- _What you have to do_: According to the excerpt on scalarisation-based local search for the bi-objective permutation flowshop, what are the two new initialisation strategies that the authors propose?

- _Selected excerpt_:
* begin *
Application to the Bi-objective Permutation Flowshop
  • Aymeric Blot
  • Manuel López-Ibáñez
  • Marie-Éléonore Kessaci
  • Laetitia Jourdan
Conference paper
Part of the Lecture Notes in Computer Science book series (LNCS, volume 11101)

Abstract

Given the availability of high-performing local search (LS) for single-objective (SO) optimisation problems, a successful approach to tackle their multi-objective (MO) counterparts is scalarisation-based local search (SBLS). SBLS strategies solve multiple scalarisations, aggregations of the multiple objectives into a single scalar value, with varying weights. They have been shown to work specially well as the initialisation phase of other types of MO local search, e.g., Pareto local search (PLS). A drawback of existing SBLS strategies is that the underlying SO-LS method is unaware of the MO nature of the problem and returns only a single solution, discarding any intermediate solutions that may be of interest. We propose here two new SBLS initialisation strategies (ChangeRestart and ChangeDirection) that overcome this drawback by augmenting the underlying SO-LS method with an archive of nondominated solutions used to dynamically update the scalarisations. The new strategies produce better results on the bi-objective permutation flowshop problem than other five SBLS strategies from the literature, not only on their own but also when used as the initialisation phase of PLS.
* end *
- _Data lines_:
* begin *
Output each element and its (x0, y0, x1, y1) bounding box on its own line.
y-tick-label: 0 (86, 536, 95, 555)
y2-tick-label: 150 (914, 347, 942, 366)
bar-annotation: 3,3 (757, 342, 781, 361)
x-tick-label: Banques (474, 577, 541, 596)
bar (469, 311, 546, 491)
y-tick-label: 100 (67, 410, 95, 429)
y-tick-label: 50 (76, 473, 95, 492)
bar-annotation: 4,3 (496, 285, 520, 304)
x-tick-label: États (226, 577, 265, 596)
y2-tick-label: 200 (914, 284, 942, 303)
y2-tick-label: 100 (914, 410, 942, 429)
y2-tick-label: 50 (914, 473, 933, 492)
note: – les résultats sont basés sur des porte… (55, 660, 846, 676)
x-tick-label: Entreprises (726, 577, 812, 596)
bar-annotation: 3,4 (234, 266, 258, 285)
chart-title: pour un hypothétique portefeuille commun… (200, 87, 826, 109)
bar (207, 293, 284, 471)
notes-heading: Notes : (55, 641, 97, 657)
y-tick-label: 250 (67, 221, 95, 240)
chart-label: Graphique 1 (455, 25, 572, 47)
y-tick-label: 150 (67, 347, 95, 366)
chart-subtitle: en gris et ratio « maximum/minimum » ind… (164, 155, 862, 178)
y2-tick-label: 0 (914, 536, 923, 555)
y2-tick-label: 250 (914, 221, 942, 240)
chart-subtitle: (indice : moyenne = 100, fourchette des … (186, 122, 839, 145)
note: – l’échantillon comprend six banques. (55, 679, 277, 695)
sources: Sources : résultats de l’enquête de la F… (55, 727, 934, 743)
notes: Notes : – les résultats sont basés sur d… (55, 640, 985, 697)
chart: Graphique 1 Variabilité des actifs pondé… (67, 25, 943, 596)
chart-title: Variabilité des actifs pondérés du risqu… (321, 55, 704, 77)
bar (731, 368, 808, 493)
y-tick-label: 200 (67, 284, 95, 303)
* end *
- _Final result_: ChangeRestart and ChangeDirection.